• [RECORDS]
--- BEGIN ---

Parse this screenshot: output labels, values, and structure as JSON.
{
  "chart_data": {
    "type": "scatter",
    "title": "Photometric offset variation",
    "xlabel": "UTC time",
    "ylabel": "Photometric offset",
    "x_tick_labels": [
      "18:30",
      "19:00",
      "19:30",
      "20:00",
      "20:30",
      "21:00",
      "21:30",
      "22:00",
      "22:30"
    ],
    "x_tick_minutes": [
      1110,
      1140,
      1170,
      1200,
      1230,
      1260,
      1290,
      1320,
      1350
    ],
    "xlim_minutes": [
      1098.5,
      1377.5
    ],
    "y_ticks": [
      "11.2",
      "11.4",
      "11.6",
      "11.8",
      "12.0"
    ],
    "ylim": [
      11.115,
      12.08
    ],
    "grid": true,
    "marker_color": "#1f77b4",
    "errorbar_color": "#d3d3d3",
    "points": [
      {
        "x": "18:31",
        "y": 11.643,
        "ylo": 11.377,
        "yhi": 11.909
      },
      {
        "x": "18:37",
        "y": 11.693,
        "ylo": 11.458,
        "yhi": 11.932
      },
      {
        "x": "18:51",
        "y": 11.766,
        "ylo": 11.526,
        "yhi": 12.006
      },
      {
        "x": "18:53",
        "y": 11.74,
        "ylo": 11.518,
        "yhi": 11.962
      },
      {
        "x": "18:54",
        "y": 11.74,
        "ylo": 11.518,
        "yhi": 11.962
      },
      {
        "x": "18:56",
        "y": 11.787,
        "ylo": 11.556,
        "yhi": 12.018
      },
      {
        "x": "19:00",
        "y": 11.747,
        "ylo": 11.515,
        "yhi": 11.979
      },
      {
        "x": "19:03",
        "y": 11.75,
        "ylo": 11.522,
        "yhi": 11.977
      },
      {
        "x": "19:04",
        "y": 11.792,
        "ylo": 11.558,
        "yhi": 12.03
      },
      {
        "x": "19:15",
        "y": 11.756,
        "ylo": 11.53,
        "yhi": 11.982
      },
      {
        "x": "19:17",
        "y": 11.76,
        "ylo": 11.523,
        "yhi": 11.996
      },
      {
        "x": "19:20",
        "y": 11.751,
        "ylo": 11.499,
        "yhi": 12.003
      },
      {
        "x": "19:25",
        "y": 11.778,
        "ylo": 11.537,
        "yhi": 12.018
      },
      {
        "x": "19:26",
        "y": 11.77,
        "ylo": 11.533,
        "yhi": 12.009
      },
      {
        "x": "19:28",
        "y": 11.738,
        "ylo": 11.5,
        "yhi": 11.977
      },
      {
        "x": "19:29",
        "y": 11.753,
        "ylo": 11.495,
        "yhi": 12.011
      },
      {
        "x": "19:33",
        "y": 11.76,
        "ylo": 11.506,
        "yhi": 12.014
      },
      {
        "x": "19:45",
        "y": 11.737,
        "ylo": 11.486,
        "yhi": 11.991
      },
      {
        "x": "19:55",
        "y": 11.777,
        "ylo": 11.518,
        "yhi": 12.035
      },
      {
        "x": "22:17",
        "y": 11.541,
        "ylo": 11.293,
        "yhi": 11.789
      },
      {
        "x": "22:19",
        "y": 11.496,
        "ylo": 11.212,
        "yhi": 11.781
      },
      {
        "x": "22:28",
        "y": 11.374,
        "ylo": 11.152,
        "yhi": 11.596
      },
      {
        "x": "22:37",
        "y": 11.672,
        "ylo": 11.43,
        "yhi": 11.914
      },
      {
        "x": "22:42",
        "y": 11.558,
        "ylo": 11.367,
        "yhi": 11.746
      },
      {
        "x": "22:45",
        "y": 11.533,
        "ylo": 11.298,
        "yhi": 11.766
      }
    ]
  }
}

--- END ---

• [WHAT IS NEEDED] Extract each line of the material exactly as it stands.

• [SOLUTION]
Parse this screenshot: output labels, values, and structure as JSON.
{
  "chart_data": {
    "type": "scatter",
    "title": "Photometric offset variation",
    "xlabel": "UTC time",
    "ylabel": "Photometric offset",
    "x_tick_labels": [
      "18:30",
      "19:00",
      "19:30",
      "20:00",
      "20:30",
      "21:00",
      "21:30",
      "22:00",
      "22:30"
    ],
    "x_tick_minutes": [
      1110,
      1140,
      1170,
      1200,
      1230,
      1260,
      1290,
      1320,
      1350
    ],
    "xlim_minutes": [
      1098.5,
      1377.5
    ],
    "y_ticks": [
      "11.2",
      "11.4",
      "11.6",
      "11.8",
      "12.0"
    ],
    "ylim": [
      11.115,
      12.08
    ],
    "grid": true,
    "marker_color": "#1f77b4",
    "errorbar_color": "#d3d3d3",
    "points": [
      {
        "x": "18:31",
        "y": 11.643,
        "ylo": 11.377,
        "yhi": 11.909
      },
      {
        "x": "18:37",
        "y": 11.693,
        "ylo": 11.458,
        "yhi": 11.932
      },
      {
        "x": "18:51",
        "y": 11.766,
        "ylo": 11.526,
        "yhi": 12.006
      },
      {
        "x": "18:53",
        "y": 11.74,
        "ylo": 11.518,
        "yhi": 11.962
      },
      {
        "x": "18:54",
        "y": 11.74,
        "ylo": 11.518,
        "yhi": 11.962
      },
      {
        "x": "18:56",
        "y": 11.787,
        "ylo": 11.556,
        "yhi": 12.018
      },
      {
        "x": "19:00",
        "y": 11.747,
        "ylo": 11.515,
        "yhi": 11.979
      },
      {
        "x": "19:03",
        "y": 11.75,
        "ylo": 11.522,
        "yhi": 11.977
      },
      {
        "x": "19:04",
        "y": 11.792,
        "ylo": 11.558,
        "yhi": 12.03
      },
      {
        "x": "19:15",
        "y": 11.756,
        "ylo": 11.53,
        "yhi": 11.982
      },
      {
        "x": "19:17",
        "y": 11.76,
        "ylo": 11.523,
        "yhi": 11.996
      },
      {
        "x": "19:20",
        "y": 11.751,
        "ylo": 11.499,
        "yhi": 12.003
      },
      {
        "x": "19:25",
        "y": 11.778,
        "ylo": 11.537,
        "yhi": 12.018
      },
      {
        "x": "19:26",
        "y": 11.77,
        "ylo": 11.533,
        "yhi": 12.009
      },
      {
        "x": "19:28",
        "y": 11.738,
        "ylo": 11.5,
        "yhi": 11.977
      },
      {
        "x": "19:29",
        "y": 11.753,
        "ylo": 11.495,
        "yhi": 12.011
      },
      {
        "x": "19:33",
        "y": 11.76,
        "ylo": 11.506,
        "yhi": 12.014
      },
      {
        "x": "19:45",
        "y": 11.737,
        "ylo": 11.486,
        "yhi": 11.991
      },
      {
        "x": "19:55",
        "y": 11.777,
        "ylo": 11.518,
        "yhi": 12.035
      },
      {
        "x": "22:17",
        "y": 11.541,
        "ylo": 11.293,
        "yhi": 11.789
      },
      {
        "x": "22:19",
        "y": 11.496,
        "ylo": 11.212,
        "yhi": 11.781
      },
      {
        "x": "22:28",
        "y": 11.374,
        "ylo": 11.152,
        "yhi": 11.596
      },
      {
        "x": "22:37",
        "y": 11.672,
        "ylo": 11.43,
        "yhi": 11.914
      },
      {
        "x": "22:42",
        "y": 11.558,
        "ylo": 11.367,
        "yhi": 11.746
      },
      {
        "x": "22:45",
        "y": 11.533,
        "ylo": 11.298,
        "yhi": 11.766
      }
    ]
  }
}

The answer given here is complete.